Directive: In the listing that follows, count each line where the word "tashkil" appears; write nothing but the count.

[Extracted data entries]
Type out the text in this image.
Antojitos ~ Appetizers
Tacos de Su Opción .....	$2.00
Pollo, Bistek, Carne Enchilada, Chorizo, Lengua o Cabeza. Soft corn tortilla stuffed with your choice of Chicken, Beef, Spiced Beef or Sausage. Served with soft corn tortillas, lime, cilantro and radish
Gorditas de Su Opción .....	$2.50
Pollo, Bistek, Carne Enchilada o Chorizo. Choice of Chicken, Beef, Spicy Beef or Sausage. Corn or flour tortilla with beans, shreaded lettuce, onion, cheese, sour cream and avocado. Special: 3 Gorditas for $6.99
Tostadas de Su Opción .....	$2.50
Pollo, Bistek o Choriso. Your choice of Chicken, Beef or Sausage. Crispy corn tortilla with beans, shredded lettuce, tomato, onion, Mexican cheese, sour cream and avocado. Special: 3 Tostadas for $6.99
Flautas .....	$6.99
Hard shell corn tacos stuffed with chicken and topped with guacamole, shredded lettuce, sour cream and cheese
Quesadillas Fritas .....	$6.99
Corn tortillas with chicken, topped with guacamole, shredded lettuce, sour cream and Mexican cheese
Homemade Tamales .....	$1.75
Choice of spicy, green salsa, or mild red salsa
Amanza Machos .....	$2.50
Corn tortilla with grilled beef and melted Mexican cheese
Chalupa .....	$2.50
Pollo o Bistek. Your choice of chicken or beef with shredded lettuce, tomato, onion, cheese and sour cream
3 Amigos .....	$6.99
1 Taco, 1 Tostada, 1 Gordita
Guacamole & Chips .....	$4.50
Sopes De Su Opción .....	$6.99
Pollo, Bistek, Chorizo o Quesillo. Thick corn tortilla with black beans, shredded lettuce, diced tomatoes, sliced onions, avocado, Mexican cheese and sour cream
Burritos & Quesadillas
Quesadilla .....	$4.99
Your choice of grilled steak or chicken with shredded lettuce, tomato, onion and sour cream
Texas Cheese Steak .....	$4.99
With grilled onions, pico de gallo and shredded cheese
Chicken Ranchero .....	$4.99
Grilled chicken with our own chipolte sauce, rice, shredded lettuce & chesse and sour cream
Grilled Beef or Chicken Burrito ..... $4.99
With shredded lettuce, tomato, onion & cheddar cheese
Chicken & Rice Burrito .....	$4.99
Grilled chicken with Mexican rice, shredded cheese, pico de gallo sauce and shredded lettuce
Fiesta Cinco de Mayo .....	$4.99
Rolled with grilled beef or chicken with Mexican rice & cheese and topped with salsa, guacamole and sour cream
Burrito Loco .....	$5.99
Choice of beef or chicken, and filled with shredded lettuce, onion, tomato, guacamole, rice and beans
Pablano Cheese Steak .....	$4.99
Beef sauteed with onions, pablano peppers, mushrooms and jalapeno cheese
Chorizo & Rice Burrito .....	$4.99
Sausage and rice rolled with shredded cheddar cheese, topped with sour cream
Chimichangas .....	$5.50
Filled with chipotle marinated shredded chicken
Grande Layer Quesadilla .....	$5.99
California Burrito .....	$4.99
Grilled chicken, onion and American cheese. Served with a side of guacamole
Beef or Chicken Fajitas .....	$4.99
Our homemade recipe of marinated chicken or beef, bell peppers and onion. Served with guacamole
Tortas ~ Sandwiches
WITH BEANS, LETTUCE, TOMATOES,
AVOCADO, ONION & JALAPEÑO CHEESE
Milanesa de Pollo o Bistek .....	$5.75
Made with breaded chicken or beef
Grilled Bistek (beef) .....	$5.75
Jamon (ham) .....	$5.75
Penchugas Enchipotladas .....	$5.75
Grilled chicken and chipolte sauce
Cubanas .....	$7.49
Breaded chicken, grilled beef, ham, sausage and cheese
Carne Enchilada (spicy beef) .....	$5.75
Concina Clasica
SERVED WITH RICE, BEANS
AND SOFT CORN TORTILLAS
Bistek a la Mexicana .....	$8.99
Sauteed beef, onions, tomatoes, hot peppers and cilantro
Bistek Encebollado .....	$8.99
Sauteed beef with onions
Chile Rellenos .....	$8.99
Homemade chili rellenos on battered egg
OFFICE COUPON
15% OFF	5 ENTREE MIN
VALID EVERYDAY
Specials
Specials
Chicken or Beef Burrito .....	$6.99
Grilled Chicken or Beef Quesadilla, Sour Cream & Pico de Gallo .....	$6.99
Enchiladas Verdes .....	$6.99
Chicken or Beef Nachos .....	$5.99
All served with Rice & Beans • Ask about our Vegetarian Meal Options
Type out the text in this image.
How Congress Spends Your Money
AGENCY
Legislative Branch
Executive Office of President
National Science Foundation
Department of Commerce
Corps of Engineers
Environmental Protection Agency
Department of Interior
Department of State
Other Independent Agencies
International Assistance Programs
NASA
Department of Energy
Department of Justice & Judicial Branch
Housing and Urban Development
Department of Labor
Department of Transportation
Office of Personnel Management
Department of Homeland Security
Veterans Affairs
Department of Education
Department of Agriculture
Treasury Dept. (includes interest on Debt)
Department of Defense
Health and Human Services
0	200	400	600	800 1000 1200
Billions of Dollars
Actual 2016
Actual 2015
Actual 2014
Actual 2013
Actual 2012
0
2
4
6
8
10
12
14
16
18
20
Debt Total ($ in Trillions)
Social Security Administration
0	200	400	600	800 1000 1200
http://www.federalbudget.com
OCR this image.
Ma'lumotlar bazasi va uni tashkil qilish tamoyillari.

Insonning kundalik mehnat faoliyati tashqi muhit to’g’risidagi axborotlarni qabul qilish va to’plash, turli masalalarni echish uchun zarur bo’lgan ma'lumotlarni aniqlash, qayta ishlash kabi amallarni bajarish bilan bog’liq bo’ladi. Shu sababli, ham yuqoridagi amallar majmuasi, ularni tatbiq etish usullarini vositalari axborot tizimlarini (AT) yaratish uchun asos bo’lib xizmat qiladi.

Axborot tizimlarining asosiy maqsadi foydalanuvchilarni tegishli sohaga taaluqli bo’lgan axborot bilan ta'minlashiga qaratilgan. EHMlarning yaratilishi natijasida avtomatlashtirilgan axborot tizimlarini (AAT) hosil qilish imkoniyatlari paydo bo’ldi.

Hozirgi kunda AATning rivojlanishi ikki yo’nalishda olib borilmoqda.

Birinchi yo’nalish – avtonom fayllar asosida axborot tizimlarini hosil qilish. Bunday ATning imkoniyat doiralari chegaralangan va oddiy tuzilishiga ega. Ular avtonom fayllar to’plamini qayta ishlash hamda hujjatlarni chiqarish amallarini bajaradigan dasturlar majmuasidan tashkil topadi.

Solution for this problem: 2